Collection entries
________

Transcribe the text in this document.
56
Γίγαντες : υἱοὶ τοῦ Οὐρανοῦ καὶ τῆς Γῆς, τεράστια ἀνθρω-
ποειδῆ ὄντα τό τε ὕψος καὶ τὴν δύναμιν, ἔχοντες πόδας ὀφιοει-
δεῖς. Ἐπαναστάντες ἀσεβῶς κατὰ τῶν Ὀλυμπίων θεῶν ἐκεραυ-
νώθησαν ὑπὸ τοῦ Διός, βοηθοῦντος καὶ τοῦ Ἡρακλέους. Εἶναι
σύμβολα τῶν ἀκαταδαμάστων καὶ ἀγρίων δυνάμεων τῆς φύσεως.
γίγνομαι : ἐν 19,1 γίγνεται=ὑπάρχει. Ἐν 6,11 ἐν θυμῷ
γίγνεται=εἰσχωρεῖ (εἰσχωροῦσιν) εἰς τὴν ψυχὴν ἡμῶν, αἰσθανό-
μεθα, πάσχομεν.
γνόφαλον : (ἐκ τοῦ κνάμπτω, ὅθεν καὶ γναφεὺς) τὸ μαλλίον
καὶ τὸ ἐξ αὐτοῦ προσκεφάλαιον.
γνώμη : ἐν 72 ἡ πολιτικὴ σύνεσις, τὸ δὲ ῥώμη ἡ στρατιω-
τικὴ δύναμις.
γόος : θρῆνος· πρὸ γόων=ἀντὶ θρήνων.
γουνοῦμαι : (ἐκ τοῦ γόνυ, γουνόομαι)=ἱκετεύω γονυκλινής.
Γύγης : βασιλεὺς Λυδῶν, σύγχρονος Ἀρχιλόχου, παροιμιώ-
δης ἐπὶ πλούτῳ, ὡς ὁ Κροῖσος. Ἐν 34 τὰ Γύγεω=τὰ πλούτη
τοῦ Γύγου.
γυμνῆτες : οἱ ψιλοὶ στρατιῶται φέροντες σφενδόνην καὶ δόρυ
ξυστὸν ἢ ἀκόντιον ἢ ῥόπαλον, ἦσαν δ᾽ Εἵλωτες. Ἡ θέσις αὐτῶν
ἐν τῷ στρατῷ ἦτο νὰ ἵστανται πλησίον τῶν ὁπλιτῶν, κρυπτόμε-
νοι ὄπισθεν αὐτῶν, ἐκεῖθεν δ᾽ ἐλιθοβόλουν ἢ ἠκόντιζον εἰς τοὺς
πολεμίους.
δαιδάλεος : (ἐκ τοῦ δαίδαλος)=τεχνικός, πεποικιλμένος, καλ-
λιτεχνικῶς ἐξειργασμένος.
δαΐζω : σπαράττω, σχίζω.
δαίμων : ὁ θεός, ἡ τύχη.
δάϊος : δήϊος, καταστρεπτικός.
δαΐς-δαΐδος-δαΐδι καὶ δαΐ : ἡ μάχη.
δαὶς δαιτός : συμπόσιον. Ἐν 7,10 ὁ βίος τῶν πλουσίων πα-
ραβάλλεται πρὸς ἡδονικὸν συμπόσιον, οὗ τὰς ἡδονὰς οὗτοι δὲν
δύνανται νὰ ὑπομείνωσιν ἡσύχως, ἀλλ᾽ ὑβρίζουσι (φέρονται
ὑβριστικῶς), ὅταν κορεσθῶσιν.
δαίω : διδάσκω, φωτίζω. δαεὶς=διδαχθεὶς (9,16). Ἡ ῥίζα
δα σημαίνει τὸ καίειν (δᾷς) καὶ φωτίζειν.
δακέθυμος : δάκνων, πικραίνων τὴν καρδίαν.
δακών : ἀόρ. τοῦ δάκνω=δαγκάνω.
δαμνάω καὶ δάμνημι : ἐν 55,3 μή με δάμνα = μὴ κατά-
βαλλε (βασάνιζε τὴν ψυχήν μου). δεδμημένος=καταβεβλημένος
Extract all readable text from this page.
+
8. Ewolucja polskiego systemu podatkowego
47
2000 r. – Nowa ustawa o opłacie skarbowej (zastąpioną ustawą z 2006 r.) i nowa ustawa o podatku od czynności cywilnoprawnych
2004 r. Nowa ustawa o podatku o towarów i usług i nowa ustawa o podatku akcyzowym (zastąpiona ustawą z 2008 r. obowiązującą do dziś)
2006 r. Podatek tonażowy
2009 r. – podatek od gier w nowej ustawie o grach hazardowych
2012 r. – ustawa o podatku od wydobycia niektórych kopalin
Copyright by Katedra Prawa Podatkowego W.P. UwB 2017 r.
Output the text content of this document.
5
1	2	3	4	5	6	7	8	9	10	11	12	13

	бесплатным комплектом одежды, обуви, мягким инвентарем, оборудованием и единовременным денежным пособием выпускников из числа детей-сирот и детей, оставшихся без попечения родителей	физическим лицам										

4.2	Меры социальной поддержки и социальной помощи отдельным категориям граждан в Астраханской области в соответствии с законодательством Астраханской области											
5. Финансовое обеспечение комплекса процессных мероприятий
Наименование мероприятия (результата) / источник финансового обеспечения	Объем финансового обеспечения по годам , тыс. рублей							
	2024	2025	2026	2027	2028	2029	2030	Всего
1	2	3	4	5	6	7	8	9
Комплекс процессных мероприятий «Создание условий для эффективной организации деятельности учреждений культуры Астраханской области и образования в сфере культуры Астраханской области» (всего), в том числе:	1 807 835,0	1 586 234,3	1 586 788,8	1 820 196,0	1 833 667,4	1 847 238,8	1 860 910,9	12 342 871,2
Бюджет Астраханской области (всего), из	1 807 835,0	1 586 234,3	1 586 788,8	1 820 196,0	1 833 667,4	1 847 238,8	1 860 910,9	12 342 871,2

________

• [Given task]
In the listing above, how many lines include the word "συμπόσιον"? Answer with the number and nothing more.

• [Output]
2